__The problem__.
For every line in the data below that contains "cumulative", copy the line.

__Exercise input__.
## begin
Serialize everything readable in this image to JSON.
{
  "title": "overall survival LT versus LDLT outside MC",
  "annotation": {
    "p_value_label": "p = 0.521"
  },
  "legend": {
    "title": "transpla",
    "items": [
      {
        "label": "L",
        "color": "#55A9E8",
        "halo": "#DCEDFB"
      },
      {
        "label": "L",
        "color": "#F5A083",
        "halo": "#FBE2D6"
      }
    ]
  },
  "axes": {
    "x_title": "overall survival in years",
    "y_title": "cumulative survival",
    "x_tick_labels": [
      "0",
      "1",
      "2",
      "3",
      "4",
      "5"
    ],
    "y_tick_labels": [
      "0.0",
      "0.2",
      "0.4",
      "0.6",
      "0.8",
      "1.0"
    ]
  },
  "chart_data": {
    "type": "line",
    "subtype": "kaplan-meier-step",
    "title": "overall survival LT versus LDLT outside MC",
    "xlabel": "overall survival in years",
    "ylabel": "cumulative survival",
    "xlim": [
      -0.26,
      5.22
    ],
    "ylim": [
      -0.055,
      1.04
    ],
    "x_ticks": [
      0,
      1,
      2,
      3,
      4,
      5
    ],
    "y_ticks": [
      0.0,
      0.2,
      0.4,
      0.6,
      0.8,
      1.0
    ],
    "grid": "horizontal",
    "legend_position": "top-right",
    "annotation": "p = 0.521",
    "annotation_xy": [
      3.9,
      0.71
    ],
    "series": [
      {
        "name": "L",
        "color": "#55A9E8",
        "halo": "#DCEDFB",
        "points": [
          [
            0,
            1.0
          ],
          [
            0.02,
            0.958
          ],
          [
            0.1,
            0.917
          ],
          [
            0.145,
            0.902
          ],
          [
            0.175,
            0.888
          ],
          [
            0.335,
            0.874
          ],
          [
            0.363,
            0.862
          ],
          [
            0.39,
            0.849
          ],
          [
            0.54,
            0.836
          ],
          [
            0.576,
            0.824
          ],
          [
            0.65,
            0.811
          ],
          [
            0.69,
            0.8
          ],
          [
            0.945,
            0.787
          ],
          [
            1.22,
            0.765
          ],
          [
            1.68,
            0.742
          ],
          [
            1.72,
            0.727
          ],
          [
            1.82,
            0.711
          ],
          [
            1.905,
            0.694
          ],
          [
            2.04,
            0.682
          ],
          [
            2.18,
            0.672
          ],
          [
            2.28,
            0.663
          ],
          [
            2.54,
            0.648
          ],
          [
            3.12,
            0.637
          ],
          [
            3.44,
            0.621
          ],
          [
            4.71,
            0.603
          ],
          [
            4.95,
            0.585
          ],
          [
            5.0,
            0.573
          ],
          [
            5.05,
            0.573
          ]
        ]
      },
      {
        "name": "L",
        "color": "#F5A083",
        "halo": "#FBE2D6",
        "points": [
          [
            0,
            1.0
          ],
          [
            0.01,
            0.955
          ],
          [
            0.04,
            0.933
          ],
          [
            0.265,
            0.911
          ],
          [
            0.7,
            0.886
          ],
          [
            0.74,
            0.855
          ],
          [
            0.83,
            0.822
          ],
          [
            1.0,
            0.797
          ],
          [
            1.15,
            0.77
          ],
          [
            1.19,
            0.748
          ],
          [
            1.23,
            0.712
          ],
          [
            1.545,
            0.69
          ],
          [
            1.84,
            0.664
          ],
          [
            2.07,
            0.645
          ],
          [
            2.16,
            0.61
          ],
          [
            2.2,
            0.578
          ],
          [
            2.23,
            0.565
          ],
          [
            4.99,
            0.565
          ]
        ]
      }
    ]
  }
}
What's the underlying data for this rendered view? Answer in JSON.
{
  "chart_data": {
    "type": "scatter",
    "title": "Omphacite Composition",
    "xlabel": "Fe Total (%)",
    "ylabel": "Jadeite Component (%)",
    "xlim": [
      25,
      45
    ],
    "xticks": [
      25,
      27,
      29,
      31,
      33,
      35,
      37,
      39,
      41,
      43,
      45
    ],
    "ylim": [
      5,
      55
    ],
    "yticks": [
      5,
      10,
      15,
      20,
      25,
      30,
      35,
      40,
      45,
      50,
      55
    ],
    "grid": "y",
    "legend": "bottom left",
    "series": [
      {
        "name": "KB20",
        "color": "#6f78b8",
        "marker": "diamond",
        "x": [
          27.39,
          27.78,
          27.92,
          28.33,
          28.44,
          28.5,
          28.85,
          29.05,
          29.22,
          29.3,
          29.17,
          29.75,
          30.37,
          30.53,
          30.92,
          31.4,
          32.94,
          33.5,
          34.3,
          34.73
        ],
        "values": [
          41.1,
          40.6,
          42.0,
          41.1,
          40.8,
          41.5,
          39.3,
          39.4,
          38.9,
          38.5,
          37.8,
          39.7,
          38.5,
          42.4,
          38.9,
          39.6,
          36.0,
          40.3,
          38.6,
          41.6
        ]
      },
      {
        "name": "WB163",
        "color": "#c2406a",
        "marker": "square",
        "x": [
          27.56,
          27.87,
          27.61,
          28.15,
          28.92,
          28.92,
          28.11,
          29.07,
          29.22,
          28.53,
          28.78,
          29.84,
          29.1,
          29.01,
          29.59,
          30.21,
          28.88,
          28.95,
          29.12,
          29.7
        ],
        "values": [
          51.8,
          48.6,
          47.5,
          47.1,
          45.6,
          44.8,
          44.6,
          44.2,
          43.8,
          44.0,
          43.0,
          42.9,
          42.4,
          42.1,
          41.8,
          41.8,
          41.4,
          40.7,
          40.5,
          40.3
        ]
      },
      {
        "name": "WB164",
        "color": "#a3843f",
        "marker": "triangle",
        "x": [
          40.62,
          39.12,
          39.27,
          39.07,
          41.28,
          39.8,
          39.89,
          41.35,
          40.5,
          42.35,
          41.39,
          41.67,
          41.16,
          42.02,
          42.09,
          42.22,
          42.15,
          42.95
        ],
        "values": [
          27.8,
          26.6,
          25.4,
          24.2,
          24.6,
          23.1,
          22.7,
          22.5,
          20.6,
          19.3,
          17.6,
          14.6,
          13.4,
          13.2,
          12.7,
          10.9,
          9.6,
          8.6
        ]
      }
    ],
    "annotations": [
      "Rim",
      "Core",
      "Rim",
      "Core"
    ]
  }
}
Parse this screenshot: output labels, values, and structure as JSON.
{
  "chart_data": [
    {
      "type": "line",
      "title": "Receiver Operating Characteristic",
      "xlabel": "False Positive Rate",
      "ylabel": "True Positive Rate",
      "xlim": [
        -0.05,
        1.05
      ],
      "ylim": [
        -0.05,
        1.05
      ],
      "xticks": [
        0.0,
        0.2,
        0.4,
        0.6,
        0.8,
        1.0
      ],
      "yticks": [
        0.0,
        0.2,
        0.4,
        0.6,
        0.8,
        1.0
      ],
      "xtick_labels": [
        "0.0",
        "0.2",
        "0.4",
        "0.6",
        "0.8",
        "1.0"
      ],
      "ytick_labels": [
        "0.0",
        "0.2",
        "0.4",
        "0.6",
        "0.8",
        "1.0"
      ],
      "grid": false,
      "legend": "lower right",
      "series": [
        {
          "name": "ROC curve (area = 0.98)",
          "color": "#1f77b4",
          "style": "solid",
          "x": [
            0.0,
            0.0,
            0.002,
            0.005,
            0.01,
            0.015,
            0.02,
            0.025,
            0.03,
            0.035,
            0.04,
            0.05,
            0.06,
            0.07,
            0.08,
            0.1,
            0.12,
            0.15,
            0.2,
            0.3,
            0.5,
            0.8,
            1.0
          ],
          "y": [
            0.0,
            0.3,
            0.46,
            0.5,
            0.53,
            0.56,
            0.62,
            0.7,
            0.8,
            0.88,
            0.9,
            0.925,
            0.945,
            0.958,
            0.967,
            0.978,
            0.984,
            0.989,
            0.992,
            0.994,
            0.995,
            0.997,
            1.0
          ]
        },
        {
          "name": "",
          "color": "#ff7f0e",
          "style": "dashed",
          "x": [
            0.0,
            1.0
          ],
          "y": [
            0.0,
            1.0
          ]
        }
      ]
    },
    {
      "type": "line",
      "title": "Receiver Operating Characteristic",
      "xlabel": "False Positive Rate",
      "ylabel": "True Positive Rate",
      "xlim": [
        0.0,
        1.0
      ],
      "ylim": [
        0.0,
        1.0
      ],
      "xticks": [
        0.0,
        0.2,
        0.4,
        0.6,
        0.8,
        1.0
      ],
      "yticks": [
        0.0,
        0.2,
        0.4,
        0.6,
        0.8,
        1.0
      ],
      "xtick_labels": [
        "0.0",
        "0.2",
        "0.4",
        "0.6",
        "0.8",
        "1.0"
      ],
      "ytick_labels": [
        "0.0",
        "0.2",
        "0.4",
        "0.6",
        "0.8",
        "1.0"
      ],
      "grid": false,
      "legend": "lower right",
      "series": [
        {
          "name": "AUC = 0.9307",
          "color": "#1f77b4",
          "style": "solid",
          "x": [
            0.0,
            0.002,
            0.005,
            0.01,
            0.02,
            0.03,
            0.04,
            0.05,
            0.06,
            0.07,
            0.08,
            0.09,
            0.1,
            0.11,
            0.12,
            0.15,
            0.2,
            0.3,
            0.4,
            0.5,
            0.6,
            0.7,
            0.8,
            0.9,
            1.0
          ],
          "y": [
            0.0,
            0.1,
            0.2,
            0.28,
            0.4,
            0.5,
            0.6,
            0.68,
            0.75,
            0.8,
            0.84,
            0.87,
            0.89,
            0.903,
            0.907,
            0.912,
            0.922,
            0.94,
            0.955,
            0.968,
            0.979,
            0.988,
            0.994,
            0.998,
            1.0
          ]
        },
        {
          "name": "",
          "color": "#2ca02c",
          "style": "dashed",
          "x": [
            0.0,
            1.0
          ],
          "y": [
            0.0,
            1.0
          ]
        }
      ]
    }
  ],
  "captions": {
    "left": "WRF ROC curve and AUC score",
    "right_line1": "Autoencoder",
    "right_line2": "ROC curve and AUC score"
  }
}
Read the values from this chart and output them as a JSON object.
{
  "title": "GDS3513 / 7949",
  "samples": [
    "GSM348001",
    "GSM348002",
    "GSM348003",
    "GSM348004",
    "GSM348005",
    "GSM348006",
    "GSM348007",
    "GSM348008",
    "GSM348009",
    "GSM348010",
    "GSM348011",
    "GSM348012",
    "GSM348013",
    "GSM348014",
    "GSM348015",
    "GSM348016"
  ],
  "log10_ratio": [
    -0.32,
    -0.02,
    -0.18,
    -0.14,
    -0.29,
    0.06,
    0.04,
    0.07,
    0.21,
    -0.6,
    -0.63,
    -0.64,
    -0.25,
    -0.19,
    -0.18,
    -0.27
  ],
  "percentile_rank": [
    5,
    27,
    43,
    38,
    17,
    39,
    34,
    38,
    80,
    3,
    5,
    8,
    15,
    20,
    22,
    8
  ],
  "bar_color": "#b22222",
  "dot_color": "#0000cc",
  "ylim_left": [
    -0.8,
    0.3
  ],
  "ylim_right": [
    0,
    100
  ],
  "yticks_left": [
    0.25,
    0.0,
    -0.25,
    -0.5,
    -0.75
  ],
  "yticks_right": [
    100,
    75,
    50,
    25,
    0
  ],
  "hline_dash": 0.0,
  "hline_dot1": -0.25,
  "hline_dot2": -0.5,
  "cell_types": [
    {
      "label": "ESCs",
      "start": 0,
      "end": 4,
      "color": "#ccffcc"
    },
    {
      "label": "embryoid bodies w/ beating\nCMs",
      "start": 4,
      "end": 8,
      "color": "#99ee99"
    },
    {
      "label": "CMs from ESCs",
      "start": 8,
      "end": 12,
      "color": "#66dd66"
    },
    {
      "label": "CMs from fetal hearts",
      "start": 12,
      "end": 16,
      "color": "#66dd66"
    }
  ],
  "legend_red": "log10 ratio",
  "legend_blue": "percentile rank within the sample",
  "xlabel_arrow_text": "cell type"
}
## end
__Problem solution__.
    "y_title": "cumulative survival",
    "ylabel": "cumulative survival",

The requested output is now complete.